■ Given problem:
Repeat every line of the entries below word for word, omitting the pictures.

===

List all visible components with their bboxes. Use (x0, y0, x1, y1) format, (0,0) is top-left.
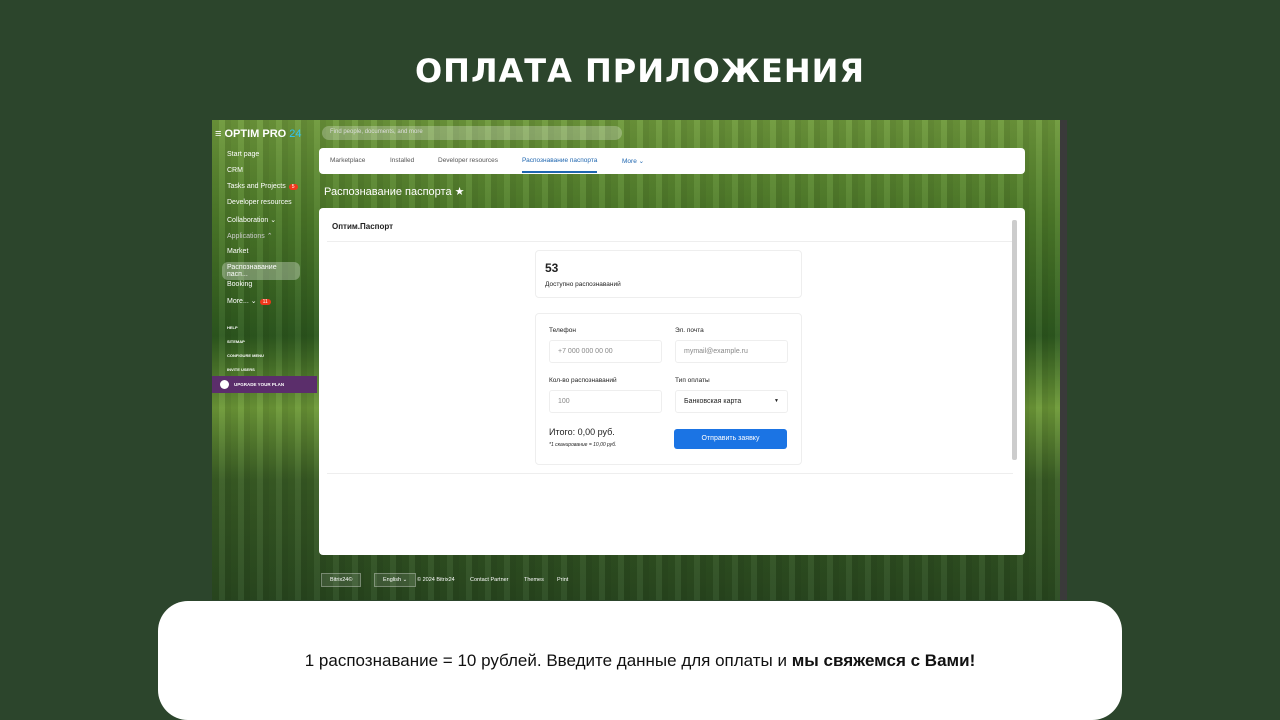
sitemap-link[interactable]: SITEMAP (227, 339, 245, 344)
sidebar-item-dev[interactable]: Developer resources (227, 199, 292, 206)
sidebar-item-market[interactable]: Market (227, 248, 248, 255)
caret-down-icon: ▼ (774, 398, 779, 404)
sidebar-item-crm[interactable]: CRM (227, 167, 243, 174)
language-select[interactable]: English ⌄ (374, 573, 417, 587)
copyright: © 2024 Bitrix24 (417, 577, 455, 583)
qty-label: Кол-во распознаваний (549, 377, 617, 384)
app-card: Оптим.Паспорт 53 Доступно распознаваний … (319, 208, 1025, 555)
price-note: *1 сканирование = 10,00 руб. (549, 442, 617, 448)
badge: 5 (288, 184, 298, 190)
sidebar-item-booking[interactable]: Booking (227, 281, 252, 288)
phone-input[interactable]: +7 000 000 00 00 (549, 340, 662, 363)
card-title: Оптим.Паспорт (332, 222, 394, 231)
tabs-bar: Marketplace Installed Developer resource… (319, 148, 1025, 174)
pay-select[interactable]: Банковская карта ▼ (675, 390, 788, 413)
sidebar-item-apps[interactable]: Applications ⌃ (227, 232, 273, 240)
upgrade-button[interactable]: UPGRADE YOUR PLAN (212, 376, 317, 393)
count-box: 53 Доступно распознаваний (535, 250, 802, 298)
pay-label: Тип оплаты (675, 377, 710, 384)
sidebar: ≡ OPTIM PRO 24 Start page CRM Tasks and … (212, 120, 317, 600)
count-value: 53 (545, 261, 559, 275)
divider (327, 473, 1013, 474)
sidebar-item-collab[interactable]: Collaboration ⌄ (227, 216, 276, 224)
bitrix-logo: Bitrix24© (321, 573, 362, 587)
tab-marketplace[interactable]: Marketplace (330, 157, 365, 164)
tab-dev-resources[interactable]: Developer resources (438, 157, 498, 164)
caption: 1 распознавание = 10 рублей. Введите дан… (158, 601, 1122, 720)
invite-users-link[interactable]: INVITE USERS (227, 367, 255, 372)
themes-link[interactable]: Themes (524, 577, 544, 583)
contact-partner-link[interactable]: Contact Partner (470, 577, 509, 583)
tab-passport[interactable]: Распознавание паспорта (522, 157, 598, 173)
tab-installed[interactable]: Installed (390, 157, 414, 164)
configure-menu-link[interactable]: CONFIGURE MENU (227, 353, 264, 358)
divider (327, 241, 1013, 242)
logo: ≡ OPTIM PRO 24 (215, 128, 302, 140)
submit-button[interactable]: Отправить заявку (674, 429, 787, 449)
email-label: Эл. почта (675, 327, 704, 334)
phone-label: Телефон (549, 327, 576, 334)
search-input[interactable]: Find people, documents, and more (322, 126, 622, 140)
help-link[interactable]: HELP (227, 325, 238, 330)
sidebar-item-tasks[interactable]: Tasks and Projects 5 (227, 183, 298, 190)
tab-more[interactable]: More ⌄ (622, 157, 644, 165)
scrollbar[interactable] (1012, 220, 1017, 460)
sidebar-item-start[interactable]: Start page (227, 151, 259, 158)
email-input[interactable]: mymail@example.ru (675, 340, 788, 363)
print-link[interactable]: Print (557, 577, 568, 583)
app-screenshot: ≡ OPTIM PRO 24 Start page CRM Tasks and … (212, 120, 1060, 600)
badge: 11 (259, 299, 271, 305)
total: Итого: 0,00 руб. (549, 427, 615, 437)
crown-icon (220, 380, 229, 389)
count-label: Доступно распознаваний (545, 281, 621, 288)
qty-input[interactable]: 100 (549, 390, 662, 413)
page-title: Распознавание паспорта ★ (324, 186, 465, 198)
page-heading: ОПЛАТА ПРИЛОЖЕНИЯ (414, 52, 866, 90)
sidebar-item-more[interactable]: More... ⌄ 11 (227, 297, 271, 305)
sidebar-item-passport[interactable]: Распознавание пасп... (222, 262, 300, 280)
window-scrollbar (1060, 120, 1067, 600)
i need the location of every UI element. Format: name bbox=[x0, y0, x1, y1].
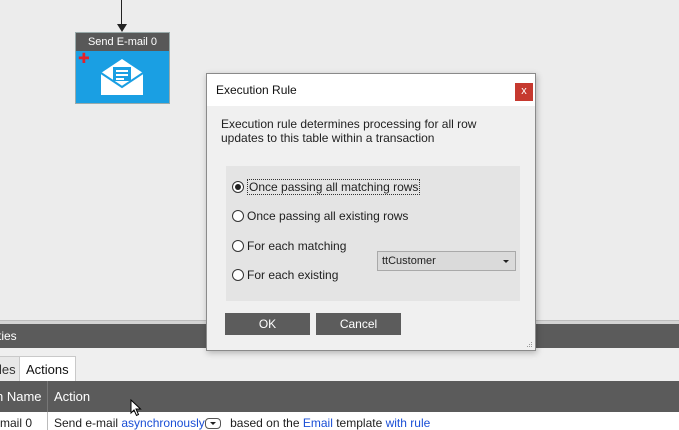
resize-grip-icon[interactable] bbox=[526, 341, 533, 348]
dialog-title: Execution Rule bbox=[216, 83, 297, 97]
row-action-cell: Send e-mail asynchronously based on the … bbox=[54, 412, 430, 430]
mouse-cursor-icon bbox=[130, 399, 142, 417]
rule-link[interactable]: with rule bbox=[386, 416, 431, 430]
table-select-value: ttCustomer bbox=[382, 255, 436, 267]
envelope-icon bbox=[100, 59, 144, 95]
option-label: Once passing all matching rows bbox=[247, 179, 421, 195]
column-separator[interactable] bbox=[47, 381, 48, 412]
action-suffix: template bbox=[336, 416, 383, 430]
dialog-description: Execution rule determines processing for… bbox=[221, 117, 477, 145]
plus-icon[interactable]: ✚ bbox=[78, 51, 90, 65]
properties-tabs: les Actions bbox=[0, 348, 679, 382]
properties-header-label: ties bbox=[0, 329, 17, 343]
option-label: For each existing bbox=[247, 268, 339, 282]
tab-actions[interactable]: Actions bbox=[19, 356, 76, 382]
grid-header: n Name Action bbox=[0, 381, 679, 412]
option-each-matching[interactable]: For each matching bbox=[232, 238, 346, 254]
node-title: Send E-mail 0 bbox=[76, 33, 169, 51]
node-body[interactable]: ✚ bbox=[76, 51, 169, 103]
radio-each-matching[interactable] bbox=[232, 240, 244, 252]
radio-each-existing[interactable] bbox=[232, 269, 244, 281]
execution-rule-dialog: Execution Rule x Execution rule determin… bbox=[206, 73, 536, 351]
option-once-existing[interactable]: Once passing all existing rows bbox=[232, 208, 408, 224]
ok-button[interactable]: OK bbox=[225, 313, 310, 335]
template-link[interactable]: Email bbox=[303, 416, 333, 430]
option-each-existing[interactable]: For each existing bbox=[232, 267, 338, 283]
row-name-cell: -mail 0 bbox=[0, 412, 47, 430]
mode-link[interactable]: asynchronously bbox=[121, 416, 204, 430]
column-header-name[interactable]: n Name bbox=[0, 381, 42, 412]
radio-once-existing[interactable] bbox=[232, 210, 244, 222]
table-select[interactable]: ttCustomer bbox=[377, 251, 516, 271]
chevron-down-icon[interactable] bbox=[503, 260, 509, 263]
row-separator bbox=[47, 412, 48, 430]
table-row[interactable]: -mail 0 Send e-mail asynchronously based… bbox=[0, 412, 679, 430]
option-label: Once passing all existing rows bbox=[247, 209, 409, 223]
cancel-button[interactable]: Cancel bbox=[316, 313, 401, 335]
row-name: -mail 0 bbox=[0, 416, 33, 430]
option-label: For each matching bbox=[247, 239, 347, 253]
connector-line bbox=[121, 0, 122, 26]
send-email-node[interactable]: Send E-mail 0 ✚ bbox=[76, 33, 169, 103]
action-mid: based on the bbox=[230, 416, 300, 430]
options-panel: Once passing all matching rows Once pass… bbox=[226, 166, 520, 301]
option-once-matching[interactable]: Once passing all matching rows bbox=[232, 179, 421, 195]
close-button[interactable]: x bbox=[515, 83, 533, 101]
radio-once-matching[interactable] bbox=[232, 181, 244, 193]
connector-arrowhead bbox=[117, 24, 127, 32]
column-header-action[interactable]: Action bbox=[54, 381, 90, 412]
mode-dropdown-icon[interactable] bbox=[204, 418, 221, 430]
dialog-titlebar[interactable]: Execution Rule x bbox=[207, 74, 535, 106]
action-prefix: Send e-mail bbox=[54, 416, 119, 430]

===

■ Answer in full:
List all visible components with their bboxes. Use (x0, y0, x1, y1) format, (0,0) is top-left.
sitemap-link[interactable]: SITEMAP (227, 339, 245, 344)
sidebar-item-dev[interactable]: Developer resources (227, 199, 292, 206)
sidebar-item-market[interactable]: Market (227, 248, 248, 255)
caret-down-icon: ▼ (774, 398, 779, 404)
sidebar-item-crm[interactable]: CRM (227, 167, 243, 174)
language-select[interactable]: English ⌄ (374, 573, 417, 587)
copyright: © 2024 Bitrix24 (417, 577, 455, 583)
qty-label: Кол-во распознаваний (549, 377, 617, 384)
app-card: Оптим.Паспорт 53 Доступно распознаваний … (319, 208, 1025, 555)
price-note: *1 сканирование = 10,00 руб. (549, 442, 617, 448)
badge: 5 (288, 184, 298, 190)
sidebar-item-booking[interactable]: Booking (227, 281, 252, 288)
phone-input[interactable]: +7 000 000 00 00 (549, 340, 662, 363)
card-title: Оптим.Паспорт (332, 222, 394, 231)
tabs-bar: Marketplace Installed Developer resource… (319, 148, 1025, 174)
pay-select[interactable]: Банковская карта ▼ (675, 390, 788, 413)
sidebar-item-apps[interactable]: Applications ⌃ (227, 232, 273, 240)
upgrade-button[interactable]: UPGRADE YOUR PLAN (212, 376, 317, 393)
count-box: 53 Доступно распознаваний (535, 250, 802, 298)
pay-label: Тип оплаты (675, 377, 710, 384)
sidebar: ≡ OPTIM PRO 24 Start page CRM Tasks and … (212, 120, 317, 600)
count-value: 53 (545, 261, 559, 275)
divider (327, 473, 1013, 474)
sidebar-item-collab[interactable]: Collaboration ⌄ (227, 216, 276, 224)
bitrix-logo: Bitrix24© (321, 573, 362, 587)
tab-marketplace[interactable]: Marketplace (330, 157, 365, 164)
tab-dev-resources[interactable]: Developer resources (438, 157, 498, 164)
caption: 1 распознавание = 10 рублей. Введите дан… (158, 601, 1122, 720)
invite-users-link[interactable]: INVITE USERS (227, 367, 255, 372)
themes-link[interactable]: Themes (524, 577, 544, 583)
contact-partner-link[interactable]: Contact Partner (470, 577, 509, 583)
tab-passport[interactable]: Распознавание паспорта (522, 157, 598, 173)
tab-installed[interactable]: Installed (390, 157, 414, 164)
configure-menu-link[interactable]: CONFIGURE MENU (227, 353, 264, 358)
divider (327, 241, 1013, 242)
logo: ≡ OPTIM PRO 24 (215, 128, 302, 140)
submit-button[interactable]: Отправить заявку (674, 429, 787, 449)
email-label: Эл. почта (675, 327, 704, 334)
phone-label: Телефон (549, 327, 576, 334)
search-input[interactable]: Find people, documents, and more (322, 126, 622, 140)
help-link[interactable]: HELP (227, 325, 238, 330)
sidebar-item-tasks[interactable]: Tasks and Projects 5 (227, 183, 298, 190)
tab-more[interactable]: More ⌄ (622, 157, 644, 165)
scrollbar[interactable] (1012, 220, 1017, 460)
sidebar-item-start[interactable]: Start page (227, 151, 259, 158)
email-input[interactable]: mymail@example.ru (675, 340, 788, 363)
print-link[interactable]: Print (557, 577, 568, 583)
app-screenshot: ≡ OPTIM PRO 24 Start page CRM Tasks and … (212, 120, 1060, 600)
badge: 11 (259, 299, 271, 305)
total: Итого: 0,00 руб. (549, 427, 615, 437)
crown-icon (220, 380, 229, 389)
count-label: Доступно распознаваний (545, 281, 621, 288)
qty-input[interactable]: 100 (549, 390, 662, 413)
page-title: Распознавание паспорта ★ (324, 186, 465, 198)
page-heading: ОПЛАТА ПРИЛОЖЕНИЯ (414, 52, 866, 90)
sidebar-item-more[interactable]: More... ⌄ 11 (227, 297, 271, 305)
sidebar-item-passport[interactable]: Распознавание пасп... (222, 262, 300, 280)
window-scrollbar (1060, 120, 1067, 600)
i need the location of every UI element. Format: name bbox=[x0, y0, x1, y1].
resize-grip-icon[interactable] bbox=[526, 341, 533, 348]
dialog-title: Execution Rule bbox=[216, 83, 297, 97]
row-action-cell: Send e-mail asynchronously based on the … bbox=[54, 412, 430, 430]
mouse-cursor-icon bbox=[130, 399, 142, 417]
rule-link[interactable]: with rule bbox=[386, 416, 431, 430]
table-select-value: ttCustomer bbox=[382, 255, 436, 267]
envelope-icon bbox=[100, 59, 144, 95]
option-label: Once passing all matching rows bbox=[247, 179, 421, 195]
column-separator[interactable] bbox=[47, 381, 48, 412]
action-suffix: template bbox=[336, 416, 383, 430]
dialog-description: Execution rule determines processing for… bbox=[221, 117, 477, 145]
plus-icon[interactable]: ✚ bbox=[78, 51, 90, 65]
properties-tabs: les Actions bbox=[0, 348, 679, 382]
properties-header-label: ties bbox=[0, 329, 17, 343]
option-label: For each existing bbox=[247, 268, 339, 282]
tab-actions[interactable]: Actions bbox=[19, 356, 76, 382]
grid-header: n Name Action bbox=[0, 381, 679, 412]
option-each-matching[interactable]: For each matching bbox=[232, 238, 346, 254]
node-title: Send E-mail 0 bbox=[76, 33, 169, 51]
node-body[interactable]: ✚ bbox=[76, 51, 169, 103]
radio-each-matching[interactable] bbox=[232, 240, 244, 252]
radio-each-existing[interactable] bbox=[232, 269, 244, 281]
execution-rule-dialog: Execution Rule x Execution rule determin… bbox=[206, 73, 536, 351]
option-once-existing[interactable]: Once passing all existing rows bbox=[232, 208, 408, 224]
ok-button[interactable]: OK bbox=[225, 313, 310, 335]
template-link[interactable]: Email bbox=[303, 416, 333, 430]
option-each-existing[interactable]: For each existing bbox=[232, 267, 338, 283]
row-name-cell: -mail 0 bbox=[0, 412, 47, 430]
mode-link[interactable]: asynchronously bbox=[121, 416, 204, 430]
column-header-name[interactable]: n Name bbox=[0, 381, 42, 412]
radio-once-existing[interactable] bbox=[232, 210, 244, 222]
table-select[interactable]: ttCustomer bbox=[377, 251, 516, 271]
chevron-down-icon[interactable] bbox=[503, 260, 509, 263]
row-separator bbox=[47, 412, 48, 430]
table-row[interactable]: -mail 0 Send e-mail asynchronously based… bbox=[0, 412, 679, 430]
option-label: Once passing all existing rows bbox=[247, 209, 409, 223]
cancel-button[interactable]: Cancel bbox=[316, 313, 401, 335]
row-name: -mail 0 bbox=[0, 416, 33, 430]
option-label: For each matching bbox=[247, 239, 347, 253]
connector-line bbox=[121, 0, 122, 26]
send-email-node[interactable]: Send E-mail 0 ✚ bbox=[76, 33, 169, 103]
action-mid: based on the bbox=[230, 416, 300, 430]
options-panel: Once passing all matching rows Once pass… bbox=[226, 166, 520, 301]
option-once-matching[interactable]: Once passing all matching rows bbox=[232, 179, 421, 195]
close-button[interactable]: x bbox=[515, 83, 533, 101]
radio-once-matching[interactable] bbox=[232, 181, 244, 193]
connector-arrowhead bbox=[117, 24, 127, 32]
column-header-action[interactable]: Action bbox=[54, 381, 90, 412]
mode-dropdown-icon[interactable] bbox=[204, 418, 221, 430]
dialog-titlebar[interactable]: Execution Rule x bbox=[207, 74, 535, 106]
action-prefix: Send e-mail bbox=[54, 416, 119, 430]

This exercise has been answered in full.